Given exercise>
Copy the lines that follow, keeping every character the same.

[Rows from a dataset]
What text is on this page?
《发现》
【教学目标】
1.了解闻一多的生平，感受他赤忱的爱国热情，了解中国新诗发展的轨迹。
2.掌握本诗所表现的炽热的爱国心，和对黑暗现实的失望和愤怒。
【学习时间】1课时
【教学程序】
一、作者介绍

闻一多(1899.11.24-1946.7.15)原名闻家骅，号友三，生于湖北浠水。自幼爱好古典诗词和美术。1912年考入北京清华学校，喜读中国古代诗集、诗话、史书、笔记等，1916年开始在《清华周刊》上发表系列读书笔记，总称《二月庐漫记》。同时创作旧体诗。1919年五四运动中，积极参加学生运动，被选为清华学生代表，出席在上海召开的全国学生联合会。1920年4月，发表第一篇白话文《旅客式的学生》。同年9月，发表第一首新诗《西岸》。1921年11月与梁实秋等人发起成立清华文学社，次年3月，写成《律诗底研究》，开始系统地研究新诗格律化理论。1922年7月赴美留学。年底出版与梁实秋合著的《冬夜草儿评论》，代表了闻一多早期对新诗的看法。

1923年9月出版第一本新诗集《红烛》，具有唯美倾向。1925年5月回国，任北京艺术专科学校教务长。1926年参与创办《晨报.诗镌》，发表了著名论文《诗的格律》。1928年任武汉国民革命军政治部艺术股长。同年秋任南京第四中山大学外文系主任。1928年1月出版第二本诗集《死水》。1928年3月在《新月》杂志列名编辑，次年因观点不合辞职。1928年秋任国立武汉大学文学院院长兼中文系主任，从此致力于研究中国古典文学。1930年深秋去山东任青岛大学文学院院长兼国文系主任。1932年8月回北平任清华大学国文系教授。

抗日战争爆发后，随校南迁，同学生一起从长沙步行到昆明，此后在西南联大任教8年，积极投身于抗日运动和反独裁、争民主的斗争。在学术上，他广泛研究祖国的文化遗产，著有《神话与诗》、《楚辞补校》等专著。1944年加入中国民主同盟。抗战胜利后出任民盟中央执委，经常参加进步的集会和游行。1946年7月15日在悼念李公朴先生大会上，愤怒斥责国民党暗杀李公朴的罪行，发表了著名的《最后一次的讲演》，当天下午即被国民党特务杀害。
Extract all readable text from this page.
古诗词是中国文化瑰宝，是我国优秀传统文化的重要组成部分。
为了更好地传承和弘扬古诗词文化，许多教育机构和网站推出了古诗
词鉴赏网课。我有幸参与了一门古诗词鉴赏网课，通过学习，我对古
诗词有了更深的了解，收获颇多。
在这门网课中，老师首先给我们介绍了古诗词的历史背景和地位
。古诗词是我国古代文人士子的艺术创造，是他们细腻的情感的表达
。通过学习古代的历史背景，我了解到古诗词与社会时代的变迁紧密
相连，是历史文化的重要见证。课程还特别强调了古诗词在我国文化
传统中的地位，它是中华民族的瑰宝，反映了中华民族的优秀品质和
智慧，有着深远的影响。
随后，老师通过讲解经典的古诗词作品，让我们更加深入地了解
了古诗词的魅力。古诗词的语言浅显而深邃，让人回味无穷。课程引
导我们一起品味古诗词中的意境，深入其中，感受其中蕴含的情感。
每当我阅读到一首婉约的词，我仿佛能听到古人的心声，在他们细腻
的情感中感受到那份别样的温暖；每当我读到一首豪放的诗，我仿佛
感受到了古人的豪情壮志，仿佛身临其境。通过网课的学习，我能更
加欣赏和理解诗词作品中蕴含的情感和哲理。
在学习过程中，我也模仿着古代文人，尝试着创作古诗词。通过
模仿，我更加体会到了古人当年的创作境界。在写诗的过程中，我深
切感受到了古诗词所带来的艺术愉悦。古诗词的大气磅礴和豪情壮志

Completed exercise>
What text is on this page?
《发现》
【教学目标】
1.了解闻一多的生平，感受他赤忱的爱国热情，了解中国新诗发展的轨迹。
2.掌握本诗所表现的炽热的爱国心，和对黑暗现实的失望和愤怒。
【学习时间】1课时
【教学程序】
一、作者介绍

闻一多(1899.11.24-1946.7.15)原名闻家骅，号友三，生于湖北浠水。自幼爱好古典诗词和美术。1912年考入北京清华学校，喜读中国古代诗集、诗话、史书、笔记等，1916年开始在《清华周刊》上发表系列读书笔记，总称《二月庐漫记》。同时创作旧体诗。1919年五四运动中，积极参加学生运动，被选为清华学生代表，出席在上海召开的全国学生联合会。1920年4月，发表第一篇白话文《旅客式的学生》。同年9月，发表第一首新诗《西岸》。1921年11月与梁实秋等人发起成立清华文学社，次年3月，写成《律诗底研究》，开始系统地研究新诗格律化理论。1922年7月赴美留学。年底出版与梁实秋合著的《冬夜草儿评论》，代表了闻一多早期对新诗的看法。

1923年9月出版第一本新诗集《红烛》，具有唯美倾向。1925年5月回国，任北京艺术专科学校教务长。1926年参与创办《晨报.诗镌》，发表了著名论文《诗的格律》。1928年任武汉国民革命军政治部艺术股长。同年秋任南京第四中山大学外文系主任。1928年1月出版第二本诗集《死水》。1928年3月在《新月》杂志列名编辑，次年因观点不合辞职。1928年秋任国立武汉大学文学院院长兼中文系主任，从此致力于研究中国古典文学。1930年深秋去山东任青岛大学文学院院长兼国文系主任。1932年8月回北平任清华大学国文系教授。

抗日战争爆发后，随校南迁，同学生一起从长沙步行到昆明，此后在西南联大任教8年，积极投身于抗日运动和反独裁、争民主的斗争。在学术上，他广泛研究祖国的文化遗产，著有《神话与诗》、《楚辞补校》等专著。1944年加入中国民主同盟。抗战胜利后出任民盟中央执委，经常参加进步的集会和游行。1946年7月15日在悼念李公朴先生大会上，愤怒斥责国民党暗杀李公朴的罪行，发表了著名的《最后一次的讲演》，当天下午即被国民党特务杀害。
Extract all readable text from this page.
古诗词是中国文化瑰宝，是我国优秀传统文化的重要组成部分。
为了更好地传承和弘扬古诗词文化，许多教育机构和网站推出了古诗
词鉴赏网课。我有幸参与了一门古诗词鉴赏网课，通过学习，我对古
诗词有了更深的了解，收获颇多。
在这门网课中，老师首先给我们介绍了古诗词的历史背景和地位
。古诗词是我国古代文人士子的艺术创造，是他们细腻的情感的表达
。通过学习古代的历史背景，我了解到古诗词与社会时代的变迁紧密
相连，是历史文化的重要见证。课程还特别强调了古诗词在我国文化
传统中的地位，它是中华民族的瑰宝，反映了中华民族的优秀品质和
智慧，有着深远的影响。
随后，老师通过讲解经典的古诗词作品，让我们更加深入地了解
了古诗词的魅力。古诗词的语言浅显而深邃，让人回味无穷。课程引
导我们一起品味古诗词中的意境，深入其中，感受其中蕴含的情感。
每当我阅读到一首婉约的词，我仿佛能听到古人的心声，在他们细腻
的情感中感受到那份别样的温暖；每当我读到一首豪放的诗，我仿佛
感受到了古人的豪情壮志，仿佛身临其境。通过网课的学习，我能更
加欣赏和理解诗词作品中蕴含的情感和哲理。
在学习过程中，我也模仿着古代文人，尝试着创作古诗词。通过
模仿，我更加体会到了古人当年的创作境界。在写诗的过程中，我深
切感受到了古诗词所带来的艺术愉悦。古诗词的大气磅礴和豪情壮志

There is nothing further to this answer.